— start PROVIDED ENTRIES —

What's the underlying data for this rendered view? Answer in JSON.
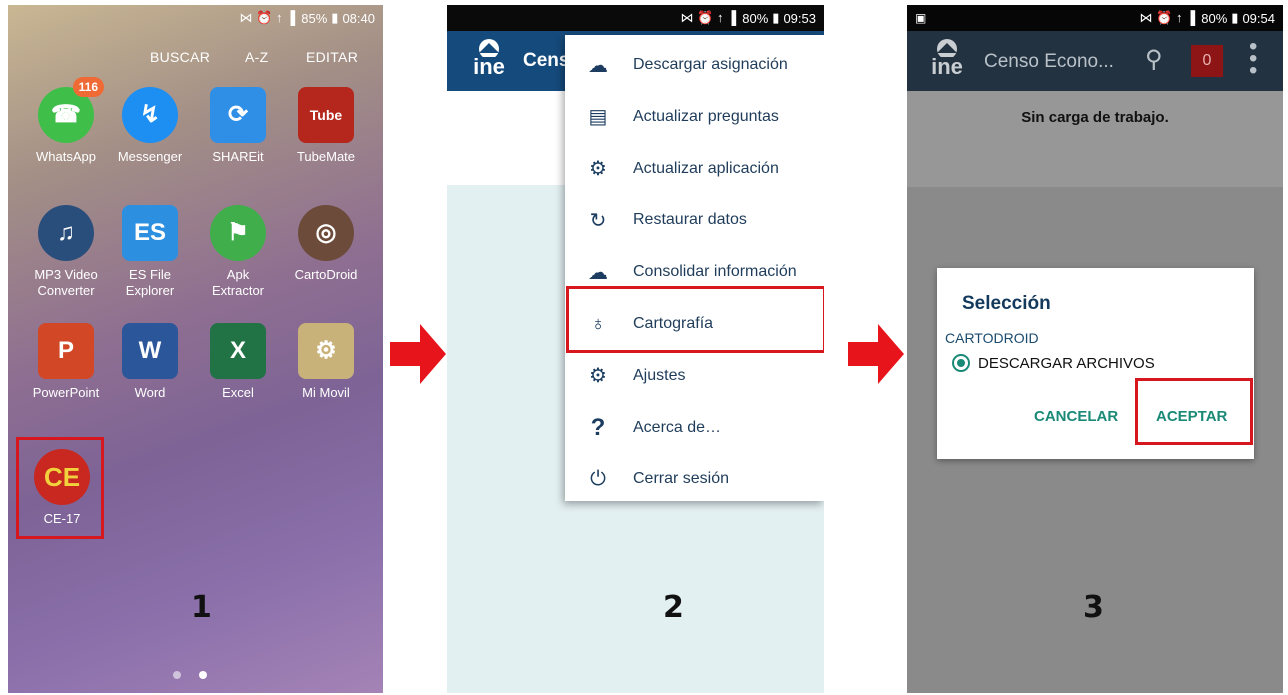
{
  "panel1": {
    "status": {
      "icons": "⋈ ⏰ ↑ ▐",
      "battery": "85%",
      "time": "08:40"
    },
    "top_buttons": [
      "BUSCAR",
      "A-Z",
      "EDITAR"
    ],
    "apps": [
      {
        "label": "WhatsApp",
        "badge": "116",
        "icon": "whatsapp-icon",
        "glyph": "☎",
        "color": "#3fbf4a"
      },
      {
        "label": "Messenger",
        "icon": "messenger-icon",
        "glyph": "↯",
        "color": "#1d8ef2"
      },
      {
        "label": "SHAREit",
        "icon": "shareit-icon",
        "glyph": "⟳",
        "color": "#2f8fe6"
      },
      {
        "label": "TubeMate",
        "icon": "tubemate-icon",
        "glyph": "Tube",
        "color": "#b5271d"
      },
      {
        "label": "MP3 Video Converter",
        "icon": "mp3-converter-icon",
        "glyph": "♫",
        "color": "#2a4e7c"
      },
      {
        "label": "ES File Explorer",
        "icon": "es-file-explorer-icon",
        "glyph": "ES",
        "color": "#2d8fe0"
      },
      {
        "label": "Apk Extractor",
        "icon": "apk-extractor-icon",
        "glyph": "⚑",
        "color": "#3fae4b"
      },
      {
        "label": "CartoDroid",
        "icon": "cartodroid-icon",
        "glyph": "◎",
        "color": "#6d4b3a"
      },
      {
        "label": "PowerPoint",
        "icon": "powerpoint-icon",
        "glyph": "P",
        "color": "#d24726"
      },
      {
        "label": "Word",
        "icon": "word-icon",
        "glyph": "W",
        "color": "#2b579a"
      },
      {
        "label": "Excel",
        "icon": "excel-icon",
        "glyph": "X",
        "color": "#217346"
      },
      {
        "label": "Mi Movil",
        "icon": "sim-settings-icon",
        "glyph": "⚙",
        "color": "#c9b27a"
      },
      {
        "label": "CE-17",
        "icon": "ce17-icon",
        "glyph": "CE",
        "color": "#c8281f"
      }
    ],
    "step": "1"
  },
  "panel2": {
    "status": {
      "icons": "⋈ ⏰ ↑ ▐",
      "battery": "80%",
      "time": "09:53"
    },
    "logo": "ine",
    "title_partial": "Cens",
    "menu": [
      {
        "label": "Descargar asignación",
        "icon": "cloud-download-icon",
        "glyph": "☁"
      },
      {
        "label": "Actualizar preguntas",
        "icon": "clipboard-sync-icon",
        "glyph": "▤"
      },
      {
        "label": "Actualizar aplicación",
        "icon": "android-update-icon",
        "glyph": "⚙"
      },
      {
        "label": "Restaurar datos",
        "icon": "restore-icon",
        "glyph": "↻"
      },
      {
        "label": "Consolidar información",
        "icon": "cloud-upload-icon",
        "glyph": "☁"
      },
      {
        "label": "Cartografía",
        "icon": "globe-pin-icon",
        "glyph": "♁"
      },
      {
        "label": "Ajustes",
        "icon": "gear-icon",
        "glyph": "⚙"
      },
      {
        "label": "Acerca de…",
        "icon": "question-icon",
        "glyph": "?"
      },
      {
        "label": "Cerrar sesión",
        "icon": "power-icon",
        "glyph": "⏻"
      }
    ],
    "step": "2"
  },
  "panel3": {
    "status": {
      "left_icon": "▣",
      "icons": "⋈ ⏰ ↑ ▐",
      "battery": "80%",
      "time": "09:54"
    },
    "logo": "ine",
    "title": "Censo Econo...",
    "counter": "0",
    "subtitle": "Sin carga de trabajo.",
    "dialog": {
      "title": "Selección",
      "section": "CARTODROID",
      "option": "DESCARGAR ARCHIVOS",
      "cancel": "CANCELAR",
      "accept": "ACEPTAR"
    },
    "step": "3"
  },
  "colors": {
    "highlight": "#d6171e",
    "arrow": "#e8141b",
    "appbar": "#154a7c",
    "teal": "#1a8a77"
  }
}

— end PROVIDED ENTRIES —

> OBJECTIVE
Copy out the listing exactly as it stands, but not the pictures.

> FINISHED EXERCISE
What's the underlying data for this rendered view? Answer in JSON.
{
  "panel1": {
    "status": {
      "icons": "⋈ ⏰ ↑ ▐",
      "battery": "85%",
      "time": "08:40"
    },
    "top_buttons": [
      "BUSCAR",
      "A-Z",
      "EDITAR"
    ],
    "apps": [
      {
        "label": "WhatsApp",
        "badge": "116",
        "icon": "whatsapp-icon",
        "glyph": "☎",
        "color": "#3fbf4a"
      },
      {
        "label": "Messenger",
        "icon": "messenger-icon",
        "glyph": "↯",
        "color": "#1d8ef2"
      },
      {
        "label": "SHAREit",
        "icon": "shareit-icon",
        "glyph": "⟳",
        "color": "#2f8fe6"
      },
      {
        "label": "TubeMate",
        "icon": "tubemate-icon",
        "glyph": "Tube",
        "color": "#b5271d"
      },
      {
        "label": "MP3 Video Converter",
        "icon": "mp3-converter-icon",
        "glyph": "♫",
        "color": "#2a4e7c"
      },
      {
        "label": "ES File Explorer",
        "icon": "es-file-explorer-icon",
        "glyph": "ES",
        "color": "#2d8fe0"
      },
      {
        "label": "Apk Extractor",
        "icon": "apk-extractor-icon",
        "glyph": "⚑",
        "color": "#3fae4b"
      },
      {
        "label": "CartoDroid",
        "icon": "cartodroid-icon",
        "glyph": "◎",
        "color": "#6d4b3a"
      },
      {
        "label": "PowerPoint",
        "icon": "powerpoint-icon",
        "glyph": "P",
        "color": "#d24726"
      },
      {
        "label": "Word",
        "icon": "word-icon",
        "glyph": "W",
        "color": "#2b579a"
      },
      {
        "label": "Excel",
        "icon": "excel-icon",
        "glyph": "X",
        "color": "#217346"
      },
      {
        "label": "Mi Movil",
        "icon": "sim-settings-icon",
        "glyph": "⚙",
        "color": "#c9b27a"
      },
      {
        "label": "CE-17",
        "icon": "ce17-icon",
        "glyph": "CE",
        "color": "#c8281f"
      }
    ],
    "step": "1"
  },
  "panel2": {
    "status": {
      "icons": "⋈ ⏰ ↑ ▐",
      "battery": "80%",
      "time": "09:53"
    },
    "logo": "ine",
    "title_partial": "Cens",
    "menu": [
      {
        "label": "Descargar asignación",
        "icon": "cloud-download-icon",
        "glyph": "☁"
      },
      {
        "label": "Actualizar preguntas",
        "icon": "clipboard-sync-icon",
        "glyph": "▤"
      },
      {
        "label": "Actualizar aplicación",
        "icon": "android-update-icon",
        "glyph": "⚙"
      },
      {
        "label": "Restaurar datos",
        "icon": "restore-icon",
        "glyph": "↻"
      },
      {
        "label": "Consolidar información",
        "icon": "cloud-upload-icon",
        "glyph": "☁"
      },
      {
        "label": "Cartografía",
        "icon": "globe-pin-icon",
        "glyph": "♁"
      },
      {
        "label": "Ajustes",
        "icon": "gear-icon",
        "glyph": "⚙"
      },
      {
        "label": "Acerca de…",
        "icon": "question-icon",
        "glyph": "?"
      },
      {
        "label": "Cerrar sesión",
        "icon": "power-icon",
        "glyph": "⏻"
      }
    ],
    "step": "2"
  },
  "panel3": {
    "status": {
      "left_icon": "▣",
      "icons": "⋈ ⏰ ↑ ▐",
      "battery": "80%",
      "time": "09:54"
    },
    "logo": "ine",
    "title": "Censo Econo...",
    "counter": "0",
    "subtitle": "Sin carga de trabajo.",
    "dialog": {
      "title": "Selección",
      "section": "CARTODROID",
      "option": "DESCARGAR ARCHIVOS",
      "cancel": "CANCELAR",
      "accept": "ACEPTAR"
    },
    "step": "3"
  },
  "colors": {
    "highlight": "#d6171e",
    "arrow": "#e8141b",
    "appbar": "#154a7c",
    "teal": "#1a8a77"
  }
}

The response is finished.